■ What is needed ■
Write out the material again word for word, dropping any images it holds.

Records:
▽

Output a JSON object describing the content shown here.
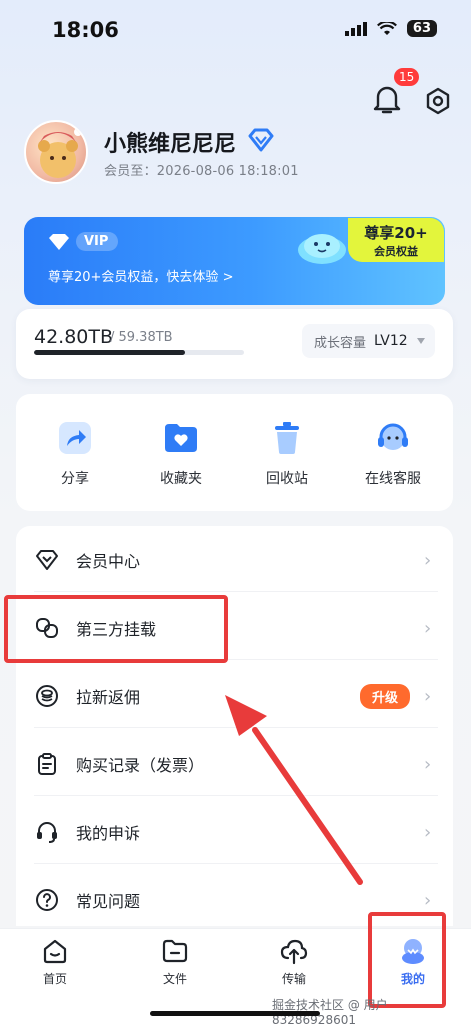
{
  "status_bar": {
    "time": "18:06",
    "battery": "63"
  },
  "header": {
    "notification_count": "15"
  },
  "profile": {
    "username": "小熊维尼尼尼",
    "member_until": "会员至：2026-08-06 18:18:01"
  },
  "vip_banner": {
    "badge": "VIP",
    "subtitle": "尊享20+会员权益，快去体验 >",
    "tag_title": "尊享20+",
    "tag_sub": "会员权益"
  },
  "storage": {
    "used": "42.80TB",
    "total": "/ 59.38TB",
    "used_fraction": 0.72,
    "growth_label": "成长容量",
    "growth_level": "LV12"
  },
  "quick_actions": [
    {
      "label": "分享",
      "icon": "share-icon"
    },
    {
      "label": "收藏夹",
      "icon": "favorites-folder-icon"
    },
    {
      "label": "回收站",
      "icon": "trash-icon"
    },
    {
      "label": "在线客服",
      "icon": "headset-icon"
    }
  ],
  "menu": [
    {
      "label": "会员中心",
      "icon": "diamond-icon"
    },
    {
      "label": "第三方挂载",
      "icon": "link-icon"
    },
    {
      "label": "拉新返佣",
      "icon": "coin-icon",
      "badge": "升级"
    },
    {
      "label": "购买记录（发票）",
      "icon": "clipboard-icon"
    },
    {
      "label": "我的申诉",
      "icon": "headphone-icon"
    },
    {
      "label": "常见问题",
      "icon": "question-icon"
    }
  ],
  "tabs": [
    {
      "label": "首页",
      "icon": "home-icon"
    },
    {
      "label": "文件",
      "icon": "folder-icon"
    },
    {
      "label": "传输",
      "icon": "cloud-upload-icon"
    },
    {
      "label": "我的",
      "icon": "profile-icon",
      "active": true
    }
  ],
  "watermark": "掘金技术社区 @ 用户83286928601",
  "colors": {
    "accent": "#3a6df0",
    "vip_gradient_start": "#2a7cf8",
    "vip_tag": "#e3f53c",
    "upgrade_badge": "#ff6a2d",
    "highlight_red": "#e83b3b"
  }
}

△

■ Task result ■
Output a JSON object describing the content shown here.
{
  "status_bar": {
    "time": "18:06",
    "battery": "63"
  },
  "header": {
    "notification_count": "15"
  },
  "profile": {
    "username": "小熊维尼尼尼",
    "member_until": "会员至：2026-08-06 18:18:01"
  },
  "vip_banner": {
    "badge": "VIP",
    "subtitle": "尊享20+会员权益，快去体验 >",
    "tag_title": "尊享20+",
    "tag_sub": "会员权益"
  },
  "storage": {
    "used": "42.80TB",
    "total": "/ 59.38TB",
    "used_fraction": 0.72,
    "growth_label": "成长容量",
    "growth_level": "LV12"
  },
  "quick_actions": [
    {
      "label": "分享",
      "icon": "share-icon"
    },
    {
      "label": "收藏夹",
      "icon": "favorites-folder-icon"
    },
    {
      "label": "回收站",
      "icon": "trash-icon"
    },
    {
      "label": "在线客服",
      "icon": "headset-icon"
    }
  ],
  "menu": [
    {
      "label": "会员中心",
      "icon": "diamond-icon"
    },
    {
      "label": "第三方挂载",
      "icon": "link-icon"
    },
    {
      "label": "拉新返佣",
      "icon": "coin-icon",
      "badge": "升级"
    },
    {
      "label": "购买记录（发票）",
      "icon": "clipboard-icon"
    },
    {
      "label": "我的申诉",
      "icon": "headphone-icon"
    },
    {
      "label": "常见问题",
      "icon": "question-icon"
    }
  ],
  "tabs": [
    {
      "label": "首页",
      "icon": "home-icon"
    },
    {
      "label": "文件",
      "icon": "folder-icon"
    },
    {
      "label": "传输",
      "icon": "cloud-upload-icon"
    },
    {
      "label": "我的",
      "icon": "profile-icon",
      "active": true
    }
  ],
  "watermark": "掘金技术社区 @ 用户83286928601",
  "colors": {
    "accent": "#3a6df0",
    "vip_gradient_start": "#2a7cf8",
    "vip_tag": "#e3f53c",
    "upgrade_badge": "#ff6a2d",
    "highlight_red": "#e83b3b"
  }
}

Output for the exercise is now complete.